§ Problem description: Every line that includes the word "this" is to be listed.

(Records excerpted from a collection)
○ ○ ○ ○

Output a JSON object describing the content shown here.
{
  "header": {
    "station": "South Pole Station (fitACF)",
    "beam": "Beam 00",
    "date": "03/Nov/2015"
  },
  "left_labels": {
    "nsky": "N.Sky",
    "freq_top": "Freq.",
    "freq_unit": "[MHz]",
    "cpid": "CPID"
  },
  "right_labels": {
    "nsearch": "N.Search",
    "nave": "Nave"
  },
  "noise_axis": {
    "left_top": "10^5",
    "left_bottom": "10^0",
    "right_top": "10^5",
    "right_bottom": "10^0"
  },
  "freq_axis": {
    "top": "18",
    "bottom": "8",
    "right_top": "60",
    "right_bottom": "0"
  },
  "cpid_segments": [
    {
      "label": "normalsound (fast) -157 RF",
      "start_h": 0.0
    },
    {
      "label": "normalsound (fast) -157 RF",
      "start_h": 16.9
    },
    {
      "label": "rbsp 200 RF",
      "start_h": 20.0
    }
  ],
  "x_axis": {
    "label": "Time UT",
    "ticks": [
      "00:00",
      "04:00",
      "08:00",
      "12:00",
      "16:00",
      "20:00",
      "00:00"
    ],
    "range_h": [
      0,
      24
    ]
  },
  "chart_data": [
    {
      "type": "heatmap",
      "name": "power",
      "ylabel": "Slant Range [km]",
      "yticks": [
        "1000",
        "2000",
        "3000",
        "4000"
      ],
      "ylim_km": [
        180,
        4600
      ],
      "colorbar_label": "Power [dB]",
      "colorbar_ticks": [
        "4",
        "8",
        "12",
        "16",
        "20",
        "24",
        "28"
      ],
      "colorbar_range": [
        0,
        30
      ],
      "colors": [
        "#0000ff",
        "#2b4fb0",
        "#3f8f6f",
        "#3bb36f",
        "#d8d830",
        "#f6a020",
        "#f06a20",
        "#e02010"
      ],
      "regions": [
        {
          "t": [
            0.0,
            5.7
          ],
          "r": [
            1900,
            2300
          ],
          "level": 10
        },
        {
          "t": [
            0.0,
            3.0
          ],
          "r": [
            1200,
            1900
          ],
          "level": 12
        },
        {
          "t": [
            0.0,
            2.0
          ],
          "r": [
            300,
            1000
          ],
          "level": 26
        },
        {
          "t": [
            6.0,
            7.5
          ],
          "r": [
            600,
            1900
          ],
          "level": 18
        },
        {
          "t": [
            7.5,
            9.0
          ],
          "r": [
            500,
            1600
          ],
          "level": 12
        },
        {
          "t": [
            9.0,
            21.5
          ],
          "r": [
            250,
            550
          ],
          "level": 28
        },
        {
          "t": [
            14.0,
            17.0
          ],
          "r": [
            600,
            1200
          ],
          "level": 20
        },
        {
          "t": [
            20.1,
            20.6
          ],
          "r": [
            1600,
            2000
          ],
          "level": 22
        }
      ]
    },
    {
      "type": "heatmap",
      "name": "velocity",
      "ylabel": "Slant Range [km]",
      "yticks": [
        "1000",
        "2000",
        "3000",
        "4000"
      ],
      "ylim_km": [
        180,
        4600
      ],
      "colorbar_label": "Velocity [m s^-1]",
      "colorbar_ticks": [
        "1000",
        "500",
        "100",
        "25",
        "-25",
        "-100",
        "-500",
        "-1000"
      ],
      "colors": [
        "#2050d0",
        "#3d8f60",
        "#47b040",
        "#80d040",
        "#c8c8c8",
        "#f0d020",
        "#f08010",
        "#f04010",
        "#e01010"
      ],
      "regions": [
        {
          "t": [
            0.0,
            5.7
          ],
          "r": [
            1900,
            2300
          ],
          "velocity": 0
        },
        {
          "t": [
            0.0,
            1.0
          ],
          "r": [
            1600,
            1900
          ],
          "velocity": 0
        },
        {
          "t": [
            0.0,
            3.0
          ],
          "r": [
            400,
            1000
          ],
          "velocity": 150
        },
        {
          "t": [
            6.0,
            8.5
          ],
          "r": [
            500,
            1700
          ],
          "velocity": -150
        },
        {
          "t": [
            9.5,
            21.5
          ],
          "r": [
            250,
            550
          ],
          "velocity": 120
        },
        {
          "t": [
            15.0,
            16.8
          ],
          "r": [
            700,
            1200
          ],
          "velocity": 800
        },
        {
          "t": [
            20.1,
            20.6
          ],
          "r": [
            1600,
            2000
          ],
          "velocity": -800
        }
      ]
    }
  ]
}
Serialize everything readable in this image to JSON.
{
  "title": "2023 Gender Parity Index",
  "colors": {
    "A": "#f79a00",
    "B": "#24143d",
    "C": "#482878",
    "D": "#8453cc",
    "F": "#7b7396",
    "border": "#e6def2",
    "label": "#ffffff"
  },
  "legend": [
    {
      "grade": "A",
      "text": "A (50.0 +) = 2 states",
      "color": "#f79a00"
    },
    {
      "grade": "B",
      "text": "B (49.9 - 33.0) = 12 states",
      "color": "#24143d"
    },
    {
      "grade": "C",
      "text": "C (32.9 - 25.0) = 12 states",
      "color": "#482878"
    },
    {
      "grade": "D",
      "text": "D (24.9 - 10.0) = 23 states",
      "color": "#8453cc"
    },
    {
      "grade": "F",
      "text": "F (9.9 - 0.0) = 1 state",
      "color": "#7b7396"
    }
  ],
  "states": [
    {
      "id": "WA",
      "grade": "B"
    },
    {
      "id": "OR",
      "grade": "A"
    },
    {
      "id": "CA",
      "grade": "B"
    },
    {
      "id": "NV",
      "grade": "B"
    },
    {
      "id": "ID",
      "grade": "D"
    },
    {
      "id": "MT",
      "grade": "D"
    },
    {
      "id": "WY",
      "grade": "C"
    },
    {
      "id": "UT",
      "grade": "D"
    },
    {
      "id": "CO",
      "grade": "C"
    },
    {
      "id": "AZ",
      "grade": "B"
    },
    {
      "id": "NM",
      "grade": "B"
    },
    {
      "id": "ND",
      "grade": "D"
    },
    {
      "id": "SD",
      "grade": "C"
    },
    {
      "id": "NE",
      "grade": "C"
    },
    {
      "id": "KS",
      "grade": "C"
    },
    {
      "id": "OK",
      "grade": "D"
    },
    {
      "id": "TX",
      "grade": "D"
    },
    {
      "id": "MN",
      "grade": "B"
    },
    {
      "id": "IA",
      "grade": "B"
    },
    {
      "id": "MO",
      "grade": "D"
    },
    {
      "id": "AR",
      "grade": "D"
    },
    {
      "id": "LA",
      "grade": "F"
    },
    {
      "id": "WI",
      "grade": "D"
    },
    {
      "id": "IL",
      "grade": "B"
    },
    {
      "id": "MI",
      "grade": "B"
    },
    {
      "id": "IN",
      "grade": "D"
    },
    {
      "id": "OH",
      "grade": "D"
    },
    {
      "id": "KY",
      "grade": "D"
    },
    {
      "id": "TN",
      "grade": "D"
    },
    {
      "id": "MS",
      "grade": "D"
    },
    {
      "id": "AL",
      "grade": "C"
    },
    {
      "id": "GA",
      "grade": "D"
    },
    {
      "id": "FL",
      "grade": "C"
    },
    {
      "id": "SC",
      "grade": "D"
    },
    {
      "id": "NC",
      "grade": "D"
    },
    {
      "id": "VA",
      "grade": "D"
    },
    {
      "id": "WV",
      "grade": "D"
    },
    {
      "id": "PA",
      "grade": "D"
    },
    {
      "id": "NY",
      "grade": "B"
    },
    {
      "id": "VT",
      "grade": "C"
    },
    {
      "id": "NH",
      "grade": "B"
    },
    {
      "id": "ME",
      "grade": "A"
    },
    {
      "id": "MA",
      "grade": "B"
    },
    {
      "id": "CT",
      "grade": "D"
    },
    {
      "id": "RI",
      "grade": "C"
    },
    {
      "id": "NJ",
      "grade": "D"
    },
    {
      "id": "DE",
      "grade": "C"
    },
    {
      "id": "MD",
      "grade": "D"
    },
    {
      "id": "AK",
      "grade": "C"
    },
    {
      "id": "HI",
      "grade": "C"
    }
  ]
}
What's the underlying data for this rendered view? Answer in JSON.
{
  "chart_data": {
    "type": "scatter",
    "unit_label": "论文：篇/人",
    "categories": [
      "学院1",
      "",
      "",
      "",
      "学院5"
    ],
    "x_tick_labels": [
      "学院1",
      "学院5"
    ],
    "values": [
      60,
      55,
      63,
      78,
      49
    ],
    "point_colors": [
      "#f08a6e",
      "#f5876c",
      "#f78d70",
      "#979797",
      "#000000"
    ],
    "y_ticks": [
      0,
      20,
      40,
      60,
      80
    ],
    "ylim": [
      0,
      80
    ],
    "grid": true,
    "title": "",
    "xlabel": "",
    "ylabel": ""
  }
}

○ ○ ○ ○

§ Exercise answer:
Serialize everything readable in this image to JSON.
What's the underlying data for this rendered view? Answer in JSON.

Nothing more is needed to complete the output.